>> Start Input rows

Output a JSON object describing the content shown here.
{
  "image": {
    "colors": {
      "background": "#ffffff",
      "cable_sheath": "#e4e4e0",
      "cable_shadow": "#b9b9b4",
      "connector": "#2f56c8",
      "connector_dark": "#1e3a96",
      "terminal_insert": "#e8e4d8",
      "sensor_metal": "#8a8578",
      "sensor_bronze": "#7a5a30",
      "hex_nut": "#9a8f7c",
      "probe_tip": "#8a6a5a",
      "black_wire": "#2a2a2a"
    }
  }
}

>> End Input rows
>> Start Input rows

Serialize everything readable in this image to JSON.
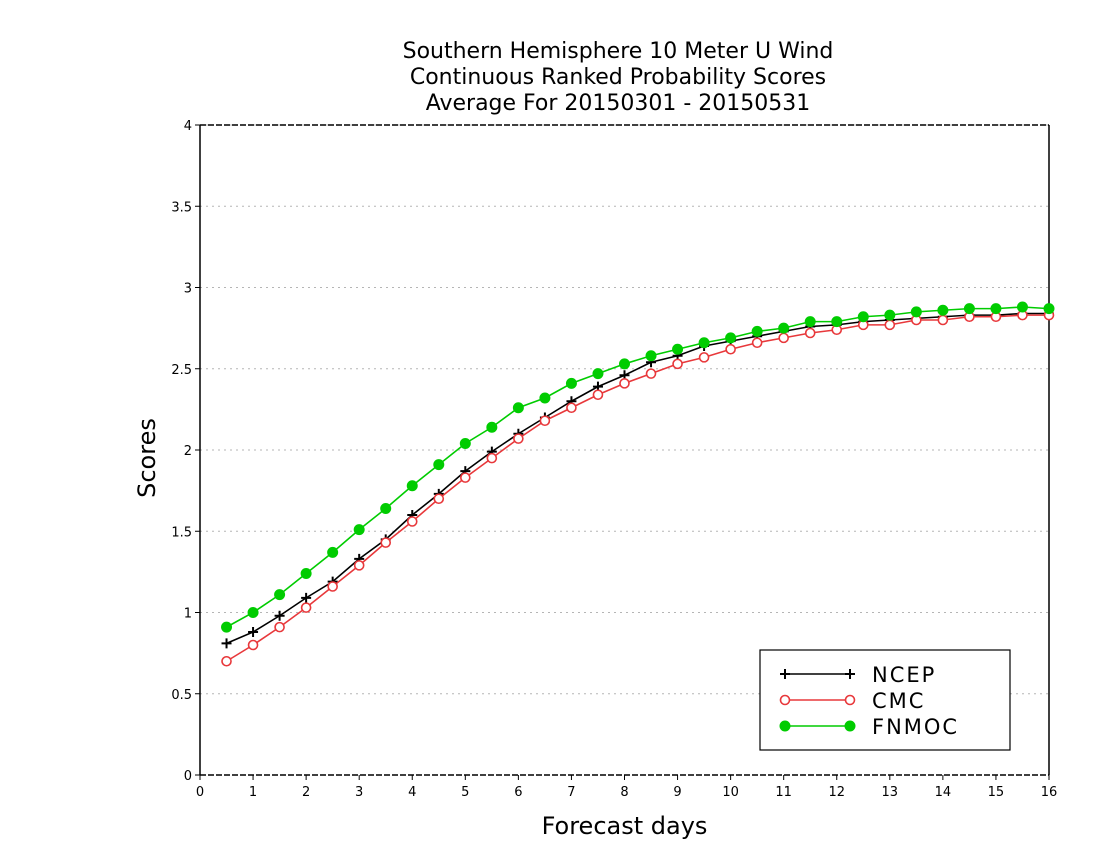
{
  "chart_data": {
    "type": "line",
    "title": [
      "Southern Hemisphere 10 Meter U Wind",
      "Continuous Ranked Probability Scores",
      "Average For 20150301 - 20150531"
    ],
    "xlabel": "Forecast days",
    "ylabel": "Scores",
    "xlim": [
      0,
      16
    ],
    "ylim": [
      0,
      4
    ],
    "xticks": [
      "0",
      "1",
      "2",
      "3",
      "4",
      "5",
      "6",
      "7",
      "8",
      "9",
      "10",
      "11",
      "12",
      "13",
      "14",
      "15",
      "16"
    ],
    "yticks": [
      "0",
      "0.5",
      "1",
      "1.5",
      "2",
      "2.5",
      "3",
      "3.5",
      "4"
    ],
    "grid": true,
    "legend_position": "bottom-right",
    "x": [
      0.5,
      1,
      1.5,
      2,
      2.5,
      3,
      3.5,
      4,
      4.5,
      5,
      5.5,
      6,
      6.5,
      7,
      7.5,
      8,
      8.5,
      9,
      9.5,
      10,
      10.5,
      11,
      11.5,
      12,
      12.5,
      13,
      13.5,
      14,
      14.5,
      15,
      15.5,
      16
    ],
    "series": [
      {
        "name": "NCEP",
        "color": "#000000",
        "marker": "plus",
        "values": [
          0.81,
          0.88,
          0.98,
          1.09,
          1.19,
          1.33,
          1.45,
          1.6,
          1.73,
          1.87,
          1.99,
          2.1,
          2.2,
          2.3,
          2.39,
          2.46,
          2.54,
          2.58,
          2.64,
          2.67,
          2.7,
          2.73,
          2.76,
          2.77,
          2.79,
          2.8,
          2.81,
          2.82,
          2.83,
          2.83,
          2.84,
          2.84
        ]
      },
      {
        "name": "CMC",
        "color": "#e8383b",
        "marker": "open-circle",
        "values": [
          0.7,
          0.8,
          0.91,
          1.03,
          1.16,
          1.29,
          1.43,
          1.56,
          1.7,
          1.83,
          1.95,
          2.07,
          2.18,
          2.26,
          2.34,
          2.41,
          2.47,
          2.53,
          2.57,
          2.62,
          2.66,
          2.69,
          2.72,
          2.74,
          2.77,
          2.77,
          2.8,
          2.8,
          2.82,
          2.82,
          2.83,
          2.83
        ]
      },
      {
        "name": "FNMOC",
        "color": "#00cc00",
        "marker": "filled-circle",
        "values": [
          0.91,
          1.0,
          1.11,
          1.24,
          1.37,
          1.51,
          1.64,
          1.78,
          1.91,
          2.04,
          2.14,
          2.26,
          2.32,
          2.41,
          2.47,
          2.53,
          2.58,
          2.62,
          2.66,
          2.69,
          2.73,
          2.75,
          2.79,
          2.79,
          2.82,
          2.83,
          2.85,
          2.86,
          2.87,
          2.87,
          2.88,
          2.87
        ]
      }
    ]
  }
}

>> End Input rows

— What the task requires —
In the entries above, find every line with the word "marker" and list it.

— The response —
        "marker": "plus",
        "marker": "open-circle",
        "marker": "filled-circle",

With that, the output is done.